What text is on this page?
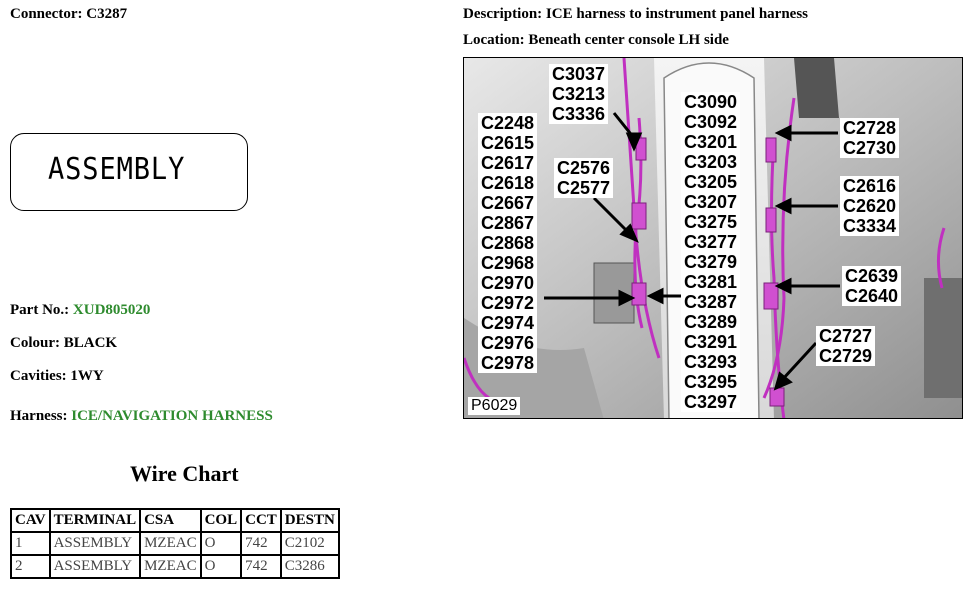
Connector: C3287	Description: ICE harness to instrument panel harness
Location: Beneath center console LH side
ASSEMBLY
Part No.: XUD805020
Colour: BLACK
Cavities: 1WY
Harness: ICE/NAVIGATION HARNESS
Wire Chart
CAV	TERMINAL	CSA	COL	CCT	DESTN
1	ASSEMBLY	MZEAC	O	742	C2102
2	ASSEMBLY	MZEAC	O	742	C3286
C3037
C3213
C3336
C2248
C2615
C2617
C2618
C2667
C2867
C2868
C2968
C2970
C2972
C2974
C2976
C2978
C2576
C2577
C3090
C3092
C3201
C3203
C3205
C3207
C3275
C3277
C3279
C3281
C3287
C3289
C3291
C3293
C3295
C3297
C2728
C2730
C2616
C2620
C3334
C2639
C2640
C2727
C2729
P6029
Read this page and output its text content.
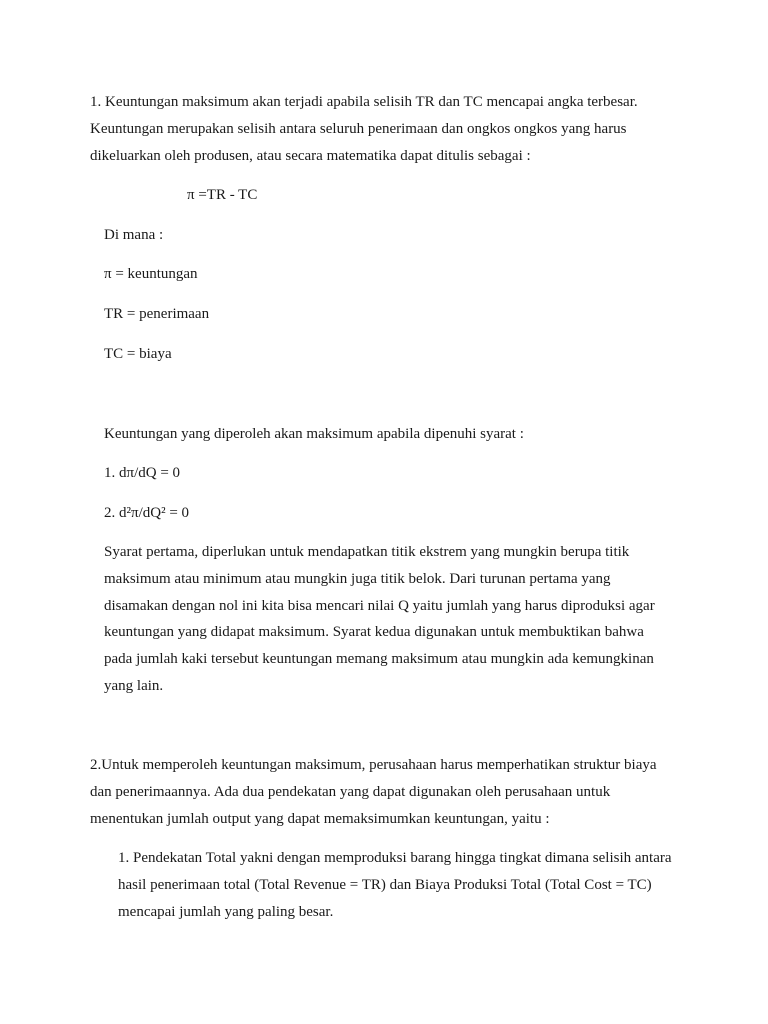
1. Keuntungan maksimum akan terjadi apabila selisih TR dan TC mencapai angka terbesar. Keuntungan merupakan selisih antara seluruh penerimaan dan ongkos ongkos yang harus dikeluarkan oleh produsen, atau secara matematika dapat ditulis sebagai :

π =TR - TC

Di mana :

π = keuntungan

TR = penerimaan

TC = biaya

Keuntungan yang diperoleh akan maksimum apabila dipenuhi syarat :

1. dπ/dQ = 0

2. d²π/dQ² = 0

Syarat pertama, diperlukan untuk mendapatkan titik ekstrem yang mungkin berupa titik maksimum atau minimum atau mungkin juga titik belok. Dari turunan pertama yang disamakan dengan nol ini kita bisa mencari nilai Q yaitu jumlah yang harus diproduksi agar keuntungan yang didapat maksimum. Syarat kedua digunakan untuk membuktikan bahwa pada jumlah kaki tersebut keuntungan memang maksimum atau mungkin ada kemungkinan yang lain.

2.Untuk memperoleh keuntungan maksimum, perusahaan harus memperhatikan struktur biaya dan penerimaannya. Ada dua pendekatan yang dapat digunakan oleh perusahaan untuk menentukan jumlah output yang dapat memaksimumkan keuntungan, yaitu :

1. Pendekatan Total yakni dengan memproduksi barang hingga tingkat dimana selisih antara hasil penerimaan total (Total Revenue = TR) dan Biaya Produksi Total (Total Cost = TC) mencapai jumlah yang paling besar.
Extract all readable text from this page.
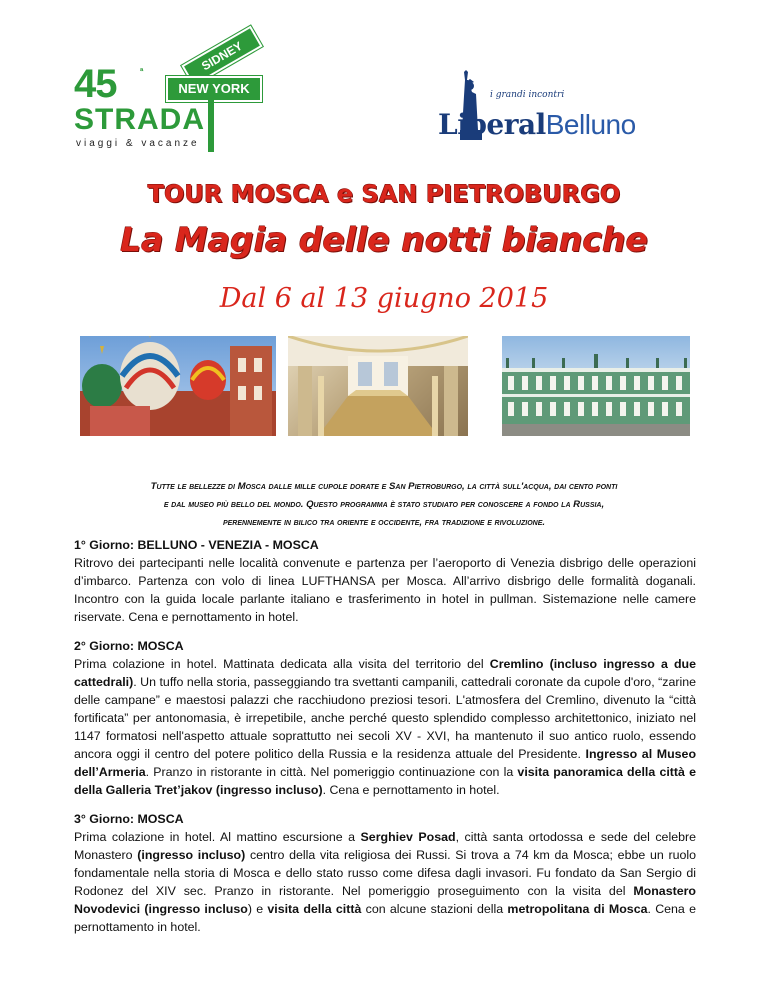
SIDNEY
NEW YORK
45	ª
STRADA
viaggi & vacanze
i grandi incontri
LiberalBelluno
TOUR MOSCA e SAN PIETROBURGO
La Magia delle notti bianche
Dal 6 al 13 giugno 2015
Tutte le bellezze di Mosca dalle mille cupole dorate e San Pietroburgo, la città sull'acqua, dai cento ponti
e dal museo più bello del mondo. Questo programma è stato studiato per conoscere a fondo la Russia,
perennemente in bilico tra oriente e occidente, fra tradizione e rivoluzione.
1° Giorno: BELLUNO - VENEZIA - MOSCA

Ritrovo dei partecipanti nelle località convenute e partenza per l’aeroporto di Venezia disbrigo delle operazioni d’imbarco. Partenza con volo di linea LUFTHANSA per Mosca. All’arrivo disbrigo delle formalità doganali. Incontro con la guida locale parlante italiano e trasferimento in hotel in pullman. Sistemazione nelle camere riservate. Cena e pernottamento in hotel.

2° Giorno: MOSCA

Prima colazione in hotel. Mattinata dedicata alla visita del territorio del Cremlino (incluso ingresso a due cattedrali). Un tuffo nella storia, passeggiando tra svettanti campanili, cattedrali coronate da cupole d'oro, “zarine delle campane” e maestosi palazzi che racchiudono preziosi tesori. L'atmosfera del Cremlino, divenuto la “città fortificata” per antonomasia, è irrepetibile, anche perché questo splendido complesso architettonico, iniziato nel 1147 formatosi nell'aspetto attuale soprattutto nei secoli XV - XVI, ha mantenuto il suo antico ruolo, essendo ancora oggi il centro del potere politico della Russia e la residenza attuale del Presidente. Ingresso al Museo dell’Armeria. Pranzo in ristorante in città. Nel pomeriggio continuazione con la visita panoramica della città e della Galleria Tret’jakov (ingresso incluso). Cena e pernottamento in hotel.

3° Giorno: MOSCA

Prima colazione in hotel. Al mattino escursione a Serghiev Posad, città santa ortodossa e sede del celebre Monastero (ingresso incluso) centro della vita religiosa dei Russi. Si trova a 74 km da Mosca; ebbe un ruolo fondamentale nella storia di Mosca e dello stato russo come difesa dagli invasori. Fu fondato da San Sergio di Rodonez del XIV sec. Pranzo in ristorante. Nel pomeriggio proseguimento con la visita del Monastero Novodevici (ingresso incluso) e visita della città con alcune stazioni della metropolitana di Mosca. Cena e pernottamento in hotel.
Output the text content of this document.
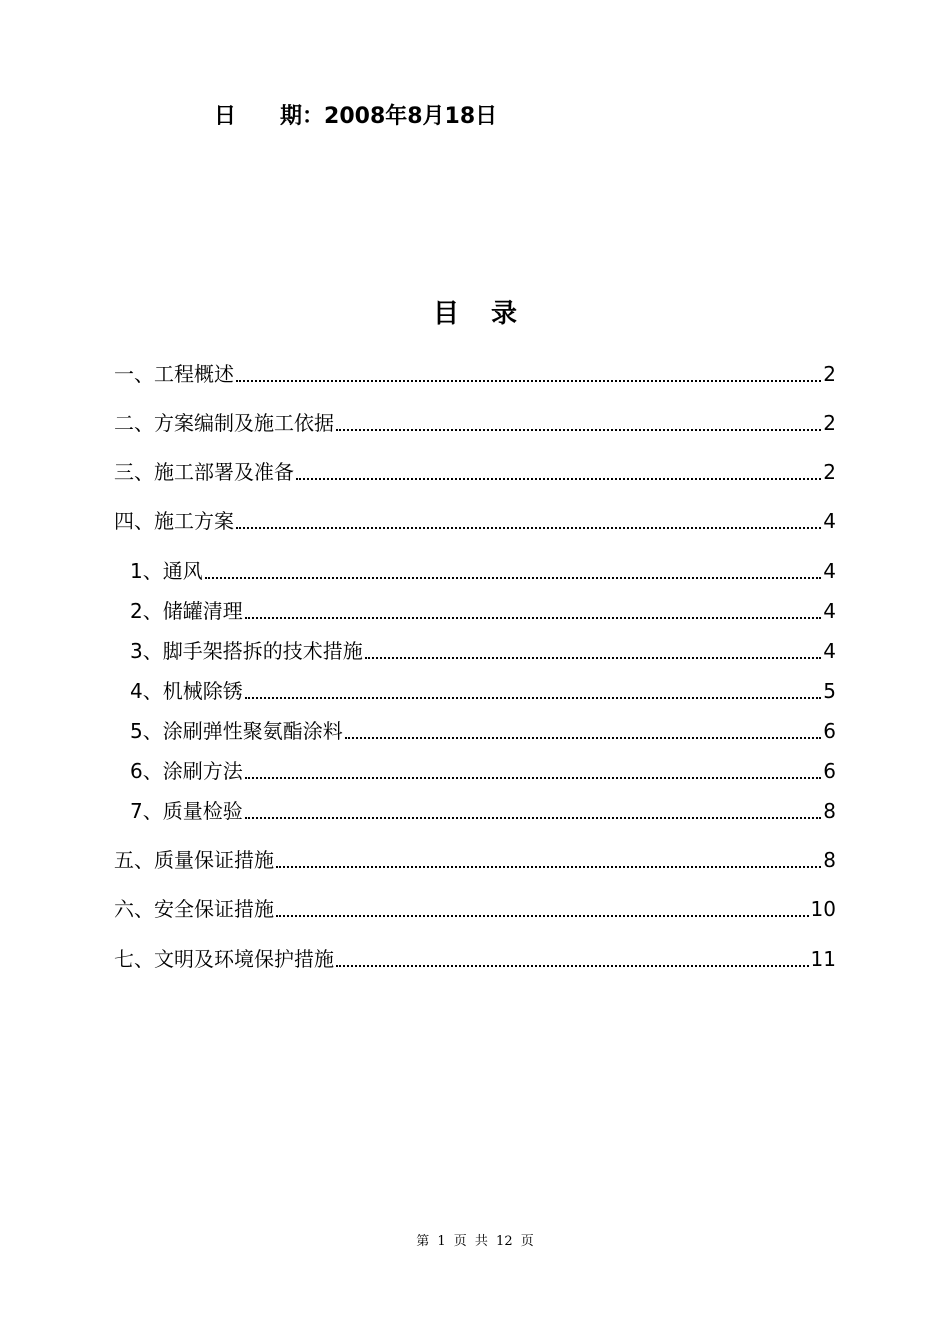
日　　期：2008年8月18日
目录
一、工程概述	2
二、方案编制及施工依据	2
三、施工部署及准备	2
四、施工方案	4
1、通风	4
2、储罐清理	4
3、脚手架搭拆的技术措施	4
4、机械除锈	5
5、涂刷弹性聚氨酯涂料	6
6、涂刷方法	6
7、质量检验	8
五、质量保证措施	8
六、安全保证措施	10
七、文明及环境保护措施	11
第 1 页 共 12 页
+-------+
● **GIVEN EXERCISE**: From the data, collect all lines where the string "text" appears.

● **SOLUTION FOR THIS TASK**:
What text is on this page?
Read this page and output its text content.
Extract all readable text from this page.
Output the text content of this document.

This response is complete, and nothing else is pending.